━━━ PROVIDED RECORDS
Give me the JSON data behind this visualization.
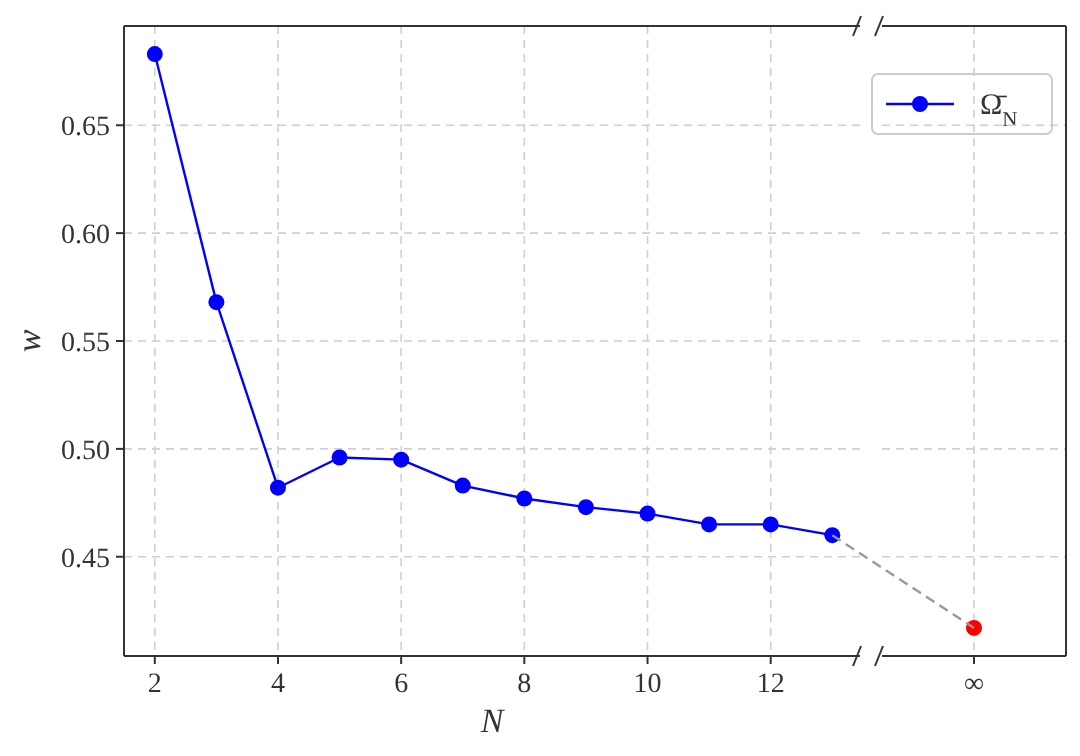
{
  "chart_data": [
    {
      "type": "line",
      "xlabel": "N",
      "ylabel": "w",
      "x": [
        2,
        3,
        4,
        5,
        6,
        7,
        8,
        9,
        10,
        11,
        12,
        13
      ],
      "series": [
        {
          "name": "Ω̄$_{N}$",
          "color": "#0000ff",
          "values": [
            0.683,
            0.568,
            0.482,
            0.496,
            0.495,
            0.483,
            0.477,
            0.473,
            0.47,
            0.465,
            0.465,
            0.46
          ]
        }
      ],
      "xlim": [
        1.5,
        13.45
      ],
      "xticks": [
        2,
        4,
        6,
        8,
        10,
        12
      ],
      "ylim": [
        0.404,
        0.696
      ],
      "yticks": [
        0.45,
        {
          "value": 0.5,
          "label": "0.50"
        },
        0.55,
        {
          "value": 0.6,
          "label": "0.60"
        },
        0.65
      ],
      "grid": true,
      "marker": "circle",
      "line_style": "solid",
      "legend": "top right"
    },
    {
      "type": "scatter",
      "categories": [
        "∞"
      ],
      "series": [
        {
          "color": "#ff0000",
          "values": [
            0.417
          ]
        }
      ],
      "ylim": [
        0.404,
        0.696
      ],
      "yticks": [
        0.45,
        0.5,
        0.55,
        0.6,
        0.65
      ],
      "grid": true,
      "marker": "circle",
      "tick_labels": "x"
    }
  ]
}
━━━━━━
#### TASK REQUIREMENTS:
Write out the full listing verbatim, excluding its pictures.

#### RESPONSE:
Give me the JSON data behind this visualization.
{
  "chart_data": [
    {
      "type": "line",
      "xlabel": "N",
      "ylabel": "w",
      "x": [
        2,
        3,
        4,
        5,
        6,
        7,
        8,
        9,
        10,
        11,
        12,
        13
      ],
      "series": [
        {
          "name": "Ω̄$_{N}$",
          "color": "#0000ff",
          "values": [
            0.683,
            0.568,
            0.482,
            0.496,
            0.495,
            0.483,
            0.477,
            0.473,
            0.47,
            0.465,
            0.465,
            0.46
          ]
        }
      ],
      "xlim": [
        1.5,
        13.45
      ],
      "xticks": [
        2,
        4,
        6,
        8,
        10,
        12
      ],
      "ylim": [
        0.404,
        0.696
      ],
      "yticks": [
        0.45,
        {
          "value": 0.5,
          "label": "0.50"
        },
        0.55,
        {
          "value": 0.6,
          "label": "0.60"
        },
        0.65
      ],
      "grid": true,
      "marker": "circle",
      "line_style": "solid",
      "legend": "top right"
    },
    {
      "type": "scatter",
      "categories": [
        "∞"
      ],
      "series": [
        {
          "color": "#ff0000",
          "values": [
            0.417
          ]
        }
      ],
      "ylim": [
        0.404,
        0.696
      ],
      "yticks": [
        0.45,
        0.5,
        0.55,
        0.6,
        0.65
      ],
      "grid": true,
      "marker": "circle",
      "tick_labels": "x"
    }
  ]
}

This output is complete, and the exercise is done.